▶ TASK BRIEF
Write out each line of the material again, word for word.

[Saved entries]
────────────────────────────────────────

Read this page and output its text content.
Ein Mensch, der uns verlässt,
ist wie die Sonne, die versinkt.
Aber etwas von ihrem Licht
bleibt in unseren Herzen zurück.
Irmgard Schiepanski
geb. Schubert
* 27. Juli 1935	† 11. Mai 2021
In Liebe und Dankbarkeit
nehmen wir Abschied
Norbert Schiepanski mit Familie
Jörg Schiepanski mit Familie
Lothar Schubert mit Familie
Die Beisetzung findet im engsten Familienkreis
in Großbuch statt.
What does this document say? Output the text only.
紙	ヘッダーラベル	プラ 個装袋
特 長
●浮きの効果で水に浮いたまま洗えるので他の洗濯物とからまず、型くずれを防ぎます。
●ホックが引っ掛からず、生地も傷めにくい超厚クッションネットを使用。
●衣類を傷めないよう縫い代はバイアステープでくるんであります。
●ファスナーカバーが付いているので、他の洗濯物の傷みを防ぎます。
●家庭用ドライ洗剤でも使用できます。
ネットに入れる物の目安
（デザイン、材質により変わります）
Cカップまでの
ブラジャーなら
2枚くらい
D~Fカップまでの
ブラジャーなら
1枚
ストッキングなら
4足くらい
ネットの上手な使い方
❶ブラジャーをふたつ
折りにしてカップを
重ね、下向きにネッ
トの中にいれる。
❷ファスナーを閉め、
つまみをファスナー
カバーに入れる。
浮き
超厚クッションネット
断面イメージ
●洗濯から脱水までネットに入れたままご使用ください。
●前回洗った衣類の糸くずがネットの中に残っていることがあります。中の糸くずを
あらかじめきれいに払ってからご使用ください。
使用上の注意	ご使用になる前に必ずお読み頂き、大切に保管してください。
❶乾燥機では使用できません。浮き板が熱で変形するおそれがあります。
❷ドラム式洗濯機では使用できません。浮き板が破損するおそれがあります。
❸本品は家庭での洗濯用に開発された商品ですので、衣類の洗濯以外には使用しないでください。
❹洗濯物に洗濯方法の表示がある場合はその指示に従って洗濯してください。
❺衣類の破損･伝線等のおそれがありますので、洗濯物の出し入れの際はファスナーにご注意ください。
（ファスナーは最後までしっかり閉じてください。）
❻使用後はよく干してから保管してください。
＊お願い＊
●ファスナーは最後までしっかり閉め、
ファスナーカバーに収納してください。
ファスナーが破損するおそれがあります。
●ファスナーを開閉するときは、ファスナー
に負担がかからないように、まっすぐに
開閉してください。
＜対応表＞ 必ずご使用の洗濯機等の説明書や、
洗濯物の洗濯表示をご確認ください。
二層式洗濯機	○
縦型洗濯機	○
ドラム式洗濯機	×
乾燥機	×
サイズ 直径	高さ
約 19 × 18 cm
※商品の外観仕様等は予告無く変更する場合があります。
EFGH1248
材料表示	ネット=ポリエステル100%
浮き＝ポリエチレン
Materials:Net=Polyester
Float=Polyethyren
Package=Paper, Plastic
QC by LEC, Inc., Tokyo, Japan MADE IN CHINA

────────────────────────────────────────

▶ EXPECTED ANSWER
Read this page and output its text content.
Ein Mensch, der uns verlässt,
ist wie die Sonne, die versinkt.
Aber etwas von ihrem Licht
bleibt in unseren Herzen zurück.
Irmgard Schiepanski
geb. Schubert
* 27. Juli 1935	† 11. Mai 2021
In Liebe und Dankbarkeit
nehmen wir Abschied
Norbert Schiepanski mit Familie
Jörg Schiepanski mit Familie
Lothar Schubert mit Familie
Die Beisetzung findet im engsten Familienkreis
in Großbuch statt.
What does this document say? Output the text only.
紙	ヘッダーラベル	プラ 個装袋
特 長
●浮きの効果で水に浮いたまま洗えるので他の洗濯物とからまず、型くずれを防ぎます。
●ホックが引っ掛からず、生地も傷めにくい超厚クッションネットを使用。
●衣類を傷めないよう縫い代はバイアステープでくるんであります。
●ファスナーカバーが付いているので、他の洗濯物の傷みを防ぎます。
●家庭用ドライ洗剤でも使用できます。
ネットに入れる物の目安
（デザイン、材質により変わります）
Cカップまでの
ブラジャーなら
2枚くらい
D~Fカップまでの
ブラジャーなら
1枚
ストッキングなら
4足くらい
ネットの上手な使い方
❶ブラジャーをふたつ
折りにしてカップを
重ね、下向きにネッ
トの中にいれる。
❷ファスナーを閉め、
つまみをファスナー
カバーに入れる。
浮き
超厚クッションネット
断面イメージ
●洗濯から脱水までネットに入れたままご使用ください。
●前回洗った衣類の糸くずがネットの中に残っていることがあります。中の糸くずを
あらかじめきれいに払ってからご使用ください。
使用上の注意	ご使用になる前に必ずお読み頂き、大切に保管してください。
❶乾燥機では使用できません。浮き板が熱で変形するおそれがあります。
❷ドラム式洗濯機では使用できません。浮き板が破損するおそれがあります。
❸本品は家庭での洗濯用に開発された商品ですので、衣類の洗濯以外には使用しないでください。
❹洗濯物に洗濯方法の表示がある場合はその指示に従って洗濯してください。
❺衣類の破損･伝線等のおそれがありますので、洗濯物の出し入れの際はファスナーにご注意ください。
（ファスナーは最後までしっかり閉じてください。）
❻使用後はよく干してから保管してください。
＊お願い＊
●ファスナーは最後までしっかり閉め、
ファスナーカバーに収納してください。
ファスナーが破損するおそれがあります。
●ファスナーを開閉するときは、ファスナー
に負担がかからないように、まっすぐに
開閉してください。
＜対応表＞ 必ずご使用の洗濯機等の説明書や、
洗濯物の洗濯表示をご確認ください。
二層式洗濯機	○
縦型洗濯機	○
ドラム式洗濯機	×
乾燥機	×
サイズ 直径	高さ
約 19 × 18 cm
※商品の外観仕様等は予告無く変更する場合があります。
EFGH1248
材料表示	ネット=ポリエステル100%
浮き＝ポリエチレン
Materials:Net=Polyester
Float=Polyethyren
Package=Paper, Plastic
QC by LEC, Inc., Tokyo, Japan MADE IN CHINA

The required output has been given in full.